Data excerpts
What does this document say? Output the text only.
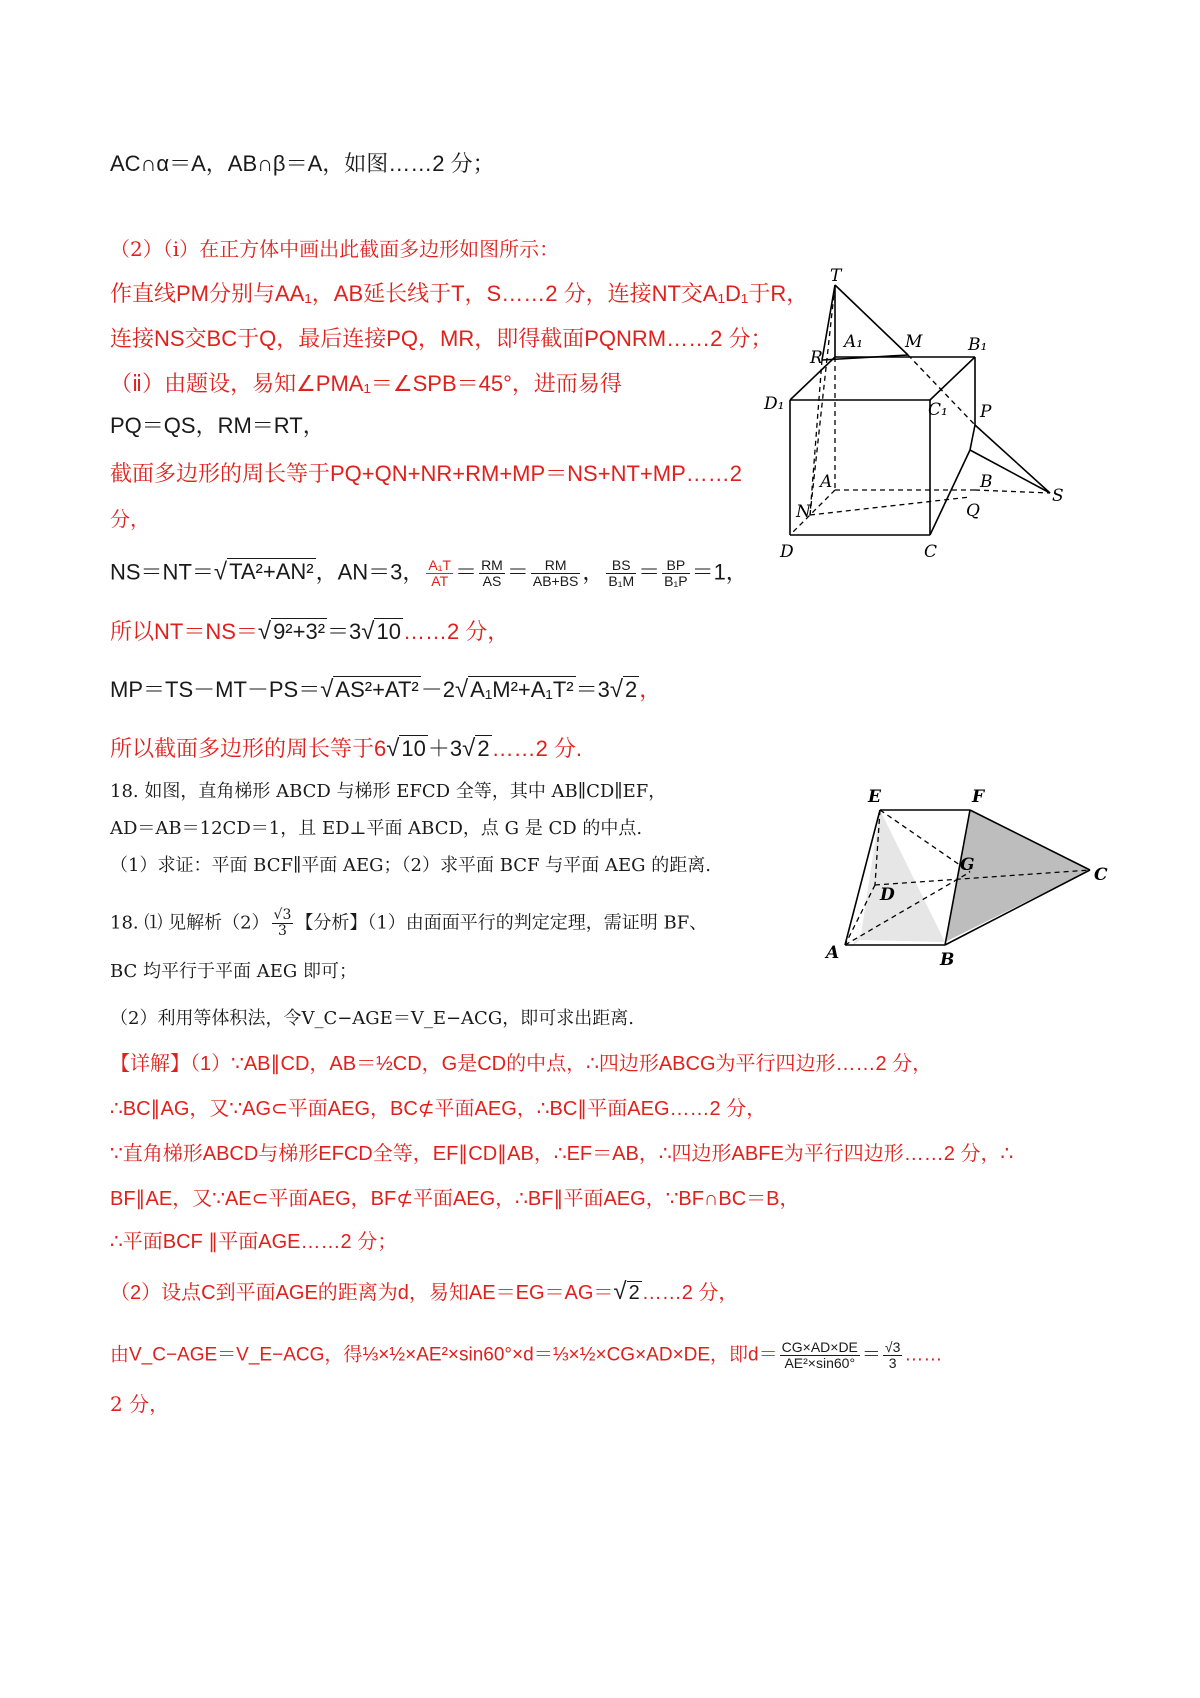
AC∩α＝A，AB∩β＝A，如图……2 分；
（2）（ⅰ）在正方体中画出此截面多边形如图所示：
作直线PM分别与AA₁，AB延长线于T，S……2 分，连接NT交A₁D₁于R，
连接NS交BC于Q，最后连接PQ，MR，即得截面PQNRM……2 分；
（ⅱ）由题设，易知∠PMA₁＝∠SPB＝45°，进而易得
PQ＝QS，RM＝RT，
截面多边形的周长等于PQ+QN+NR+RM+MP＝NS+NT+MP……2
分，
NS＝NT＝√TA²+AN²，AN＝3， $\frac{\text{A₁T}}{AT} = \frac{RM}{AS} = \frac{RM}{AB+BS}$ ， $\frac{BS}{\text{B₁M}} = \frac{BP}{\text{B₁P}} =1$，
所以NT＝NS＝√9²+3²＝3√10……2 分，
MP＝TS－MT－PS＝√AS²+AT²－2√A₁M²+A₁T²＝3√2，
所以截面多边形的周长等于6√10＋3√2……2 分.
18. 如图，直角梯形 ABCD 与梯形 EFCD 全等，其中 AB∥CD∥EF，
AD＝AB＝12CD＝1，且 ED⊥平面 ABCD，点 G 是 CD 的中点.
（1）求证：平面 BCF∥平面 AEG；（2）求平面 BCF 与平面 AEG 的距离.
18. ⑴ 见解析$(2) \frac{√3}{3}$ 【分析】（1）由面面平行的判定定理，需证明 BF、
BC 均平行于平面 AEG 即可；
（2）利用等体积法，令V_C−AGE＝V_E−ACG，即可求出距离.
【详解】（1）∵AB∥CD，AB＝½CD，G是CD的中点，∴四边形ABCG为平行四边形……2 分，
∴BC∥AG，又∵AG⊂平面AEG，BC⊄平面AEG，∴BC∥平面AEG……2 分，
∵直角梯形ABCD与梯形EFCD全等，EF∥CD∥AB，∴EF＝AB，∴四边形ABFE为平行四边形……2 分，∴
BF∥AE，又∵AE⊂平面AEG，BF⊄平面AEG，∴BF∥平面AEG，∵BF∩BC＝B，
∴平面BCF ∥平面AGE……2 分；
（2）设点C到平面AGE的距离为d，易知AE＝EG＝AG＝√ 2 ……2 分，
由V_C−AGE＝V_E−ACG，得⅓×½×AE²×sin60°×d＝⅓×½×CG×AD×DE，即$d= \frac{CG\times AD\times DE}{\text{AE²×sin60°}} = \frac{√3}{3}$ ……
2 分，
T
A₁ M	B₁
R
D₁	C₁ P
A	B
S
N	Q
D	C
E	F
G
D
C
A	B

> _TASK OBJECTIVE_
Report the number of lines above that contain the word "平面AEG", and only that number.

> _ANSWER FOR THIS EXERCISE_
2